A rota mais curta que liga a vila Martin Smith (parte nova) à parte velha passa atrás do Castelinho. É o caminho do Mens (homenagem ao engenheiro Frederic Mens). Moradores recomendam não usá-la. Mas se tiver de fazê-lo, convém subir cantando, para que um espectro assustador não o assombre.

Jack, de Paranapiacaba

O assassino inglês apelidado Jack The Ripper, ou Jack, o Estripador, cometeu seus crimes – no mínimo cinco prostitutas mortas com o mesmo modus operandi: garganta cortada da esquerda para a direita e órgãos internos jogados por cima do ombro – entre agosto e novembro de 1888 em Whitechapel, leste de Londres. Nunca houve uma prisão oficial, embora os crimes tenham cessado quando um dos suspeitos – a lista não era pequena –, chamado David Cohen, foi detido por ser anti-social violento e internado num hospício. Porém, a precisão cirúrgica com que o Estripador assassinou suas vítimas gerou especulações de que o criminoso poderia seria um médico.

Um dos suspeitos era o maçom sir William Whitey Gull (1816-1890), médico que cuidou da sífilis do príncipe Albert Victor, assíduo freqüentador de prostíbulos que ganhou a confiança da rainha Victória. O próprio príncipe era suspeito, mas especula-se que, com as mortes, Gull tenha ajudado a acobertar um escândalo (fato explorado em filmes e documentários). Albert Victor teria tido um caso com uma prostituta do qual nasceu uma menina. A criança teria sido entregue aos cuidados de uma família, a mãe internada num asilo de doentes mentais e a babá e suas amigas – e testemunhas –, eliminadas pelo doutor.

• _O QUE FAZER_
Responda, com base no texto acima:
(a) A quem o caminho do Mens presta homenagem?
(b) Em que região de Londres e entre quais meses de 1888 o Estripador cometeu seus crimes?
(c) De quem William Whitey Gull tratou a sífilis?

• _EXTRATO DE DADOS_
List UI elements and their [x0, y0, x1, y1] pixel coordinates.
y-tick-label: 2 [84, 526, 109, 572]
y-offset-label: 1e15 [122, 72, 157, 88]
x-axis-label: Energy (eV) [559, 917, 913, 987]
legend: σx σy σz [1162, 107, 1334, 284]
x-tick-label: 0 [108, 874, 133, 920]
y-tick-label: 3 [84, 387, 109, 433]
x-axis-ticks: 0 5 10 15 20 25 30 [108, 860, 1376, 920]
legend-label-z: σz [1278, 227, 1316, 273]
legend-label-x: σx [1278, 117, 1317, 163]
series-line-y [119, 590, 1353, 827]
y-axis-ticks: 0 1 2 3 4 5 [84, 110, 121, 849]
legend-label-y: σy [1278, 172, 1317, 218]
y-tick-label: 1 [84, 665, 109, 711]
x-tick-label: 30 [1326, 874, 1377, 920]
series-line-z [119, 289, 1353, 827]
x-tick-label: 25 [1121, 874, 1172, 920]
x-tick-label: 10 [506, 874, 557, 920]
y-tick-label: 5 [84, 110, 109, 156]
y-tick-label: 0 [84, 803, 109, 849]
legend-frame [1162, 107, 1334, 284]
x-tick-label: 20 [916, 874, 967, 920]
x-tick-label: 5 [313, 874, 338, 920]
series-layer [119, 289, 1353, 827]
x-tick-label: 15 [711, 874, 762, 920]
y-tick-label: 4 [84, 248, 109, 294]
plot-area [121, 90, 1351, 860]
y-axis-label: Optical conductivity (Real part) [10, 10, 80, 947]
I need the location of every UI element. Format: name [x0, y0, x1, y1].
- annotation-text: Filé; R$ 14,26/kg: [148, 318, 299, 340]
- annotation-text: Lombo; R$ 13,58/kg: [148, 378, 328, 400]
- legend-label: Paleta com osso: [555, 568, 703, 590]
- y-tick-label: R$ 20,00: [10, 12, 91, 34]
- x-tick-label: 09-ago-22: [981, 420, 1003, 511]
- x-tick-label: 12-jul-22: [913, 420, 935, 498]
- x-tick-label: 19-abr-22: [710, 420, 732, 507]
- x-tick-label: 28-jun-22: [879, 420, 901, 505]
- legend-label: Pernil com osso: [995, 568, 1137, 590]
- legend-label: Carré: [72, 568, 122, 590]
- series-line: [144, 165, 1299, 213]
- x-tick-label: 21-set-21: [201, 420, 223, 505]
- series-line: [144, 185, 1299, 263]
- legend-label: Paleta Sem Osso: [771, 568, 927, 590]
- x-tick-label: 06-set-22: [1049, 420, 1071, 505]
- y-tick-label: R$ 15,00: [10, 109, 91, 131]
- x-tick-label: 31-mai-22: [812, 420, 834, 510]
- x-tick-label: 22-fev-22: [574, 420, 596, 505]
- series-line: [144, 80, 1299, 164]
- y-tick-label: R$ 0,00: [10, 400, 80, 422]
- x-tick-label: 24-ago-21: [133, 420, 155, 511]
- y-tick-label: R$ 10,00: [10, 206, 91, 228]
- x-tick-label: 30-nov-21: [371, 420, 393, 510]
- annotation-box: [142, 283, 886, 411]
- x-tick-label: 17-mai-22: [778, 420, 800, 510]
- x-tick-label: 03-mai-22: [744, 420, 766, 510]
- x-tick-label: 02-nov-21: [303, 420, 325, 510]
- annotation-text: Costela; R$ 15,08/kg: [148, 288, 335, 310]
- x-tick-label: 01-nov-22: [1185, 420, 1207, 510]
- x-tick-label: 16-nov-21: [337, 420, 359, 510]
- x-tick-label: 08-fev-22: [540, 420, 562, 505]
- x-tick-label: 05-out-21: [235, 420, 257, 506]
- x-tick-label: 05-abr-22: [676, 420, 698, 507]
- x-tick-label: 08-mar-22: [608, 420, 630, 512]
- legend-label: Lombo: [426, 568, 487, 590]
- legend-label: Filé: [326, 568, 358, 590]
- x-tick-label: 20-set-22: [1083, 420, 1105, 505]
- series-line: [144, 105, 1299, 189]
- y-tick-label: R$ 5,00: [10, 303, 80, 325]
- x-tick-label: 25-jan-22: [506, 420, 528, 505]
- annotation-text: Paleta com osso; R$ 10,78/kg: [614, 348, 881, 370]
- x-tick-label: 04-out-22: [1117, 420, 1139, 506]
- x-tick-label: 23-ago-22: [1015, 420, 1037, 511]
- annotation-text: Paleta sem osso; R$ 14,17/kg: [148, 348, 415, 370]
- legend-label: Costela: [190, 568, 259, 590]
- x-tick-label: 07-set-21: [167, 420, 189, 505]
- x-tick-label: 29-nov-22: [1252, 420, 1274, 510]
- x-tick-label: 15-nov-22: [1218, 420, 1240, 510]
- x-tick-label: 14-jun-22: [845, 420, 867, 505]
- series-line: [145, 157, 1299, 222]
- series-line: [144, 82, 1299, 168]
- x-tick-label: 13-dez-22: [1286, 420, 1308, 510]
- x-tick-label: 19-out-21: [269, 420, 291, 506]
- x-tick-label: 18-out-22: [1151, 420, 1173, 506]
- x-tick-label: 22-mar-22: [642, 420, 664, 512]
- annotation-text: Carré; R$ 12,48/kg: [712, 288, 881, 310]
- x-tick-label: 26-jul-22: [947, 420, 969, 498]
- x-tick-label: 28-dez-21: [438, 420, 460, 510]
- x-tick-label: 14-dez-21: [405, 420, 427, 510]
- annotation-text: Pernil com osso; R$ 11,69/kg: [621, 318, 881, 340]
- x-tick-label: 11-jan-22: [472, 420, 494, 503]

• _RESPOSTA ESCRITA_
(a) Ao engenheiro Frederic Mens.
(b) Em Whitechapel, no leste de Londres, entre agosto e novembro de 1888.
(c) Do príncipe Albert Victor.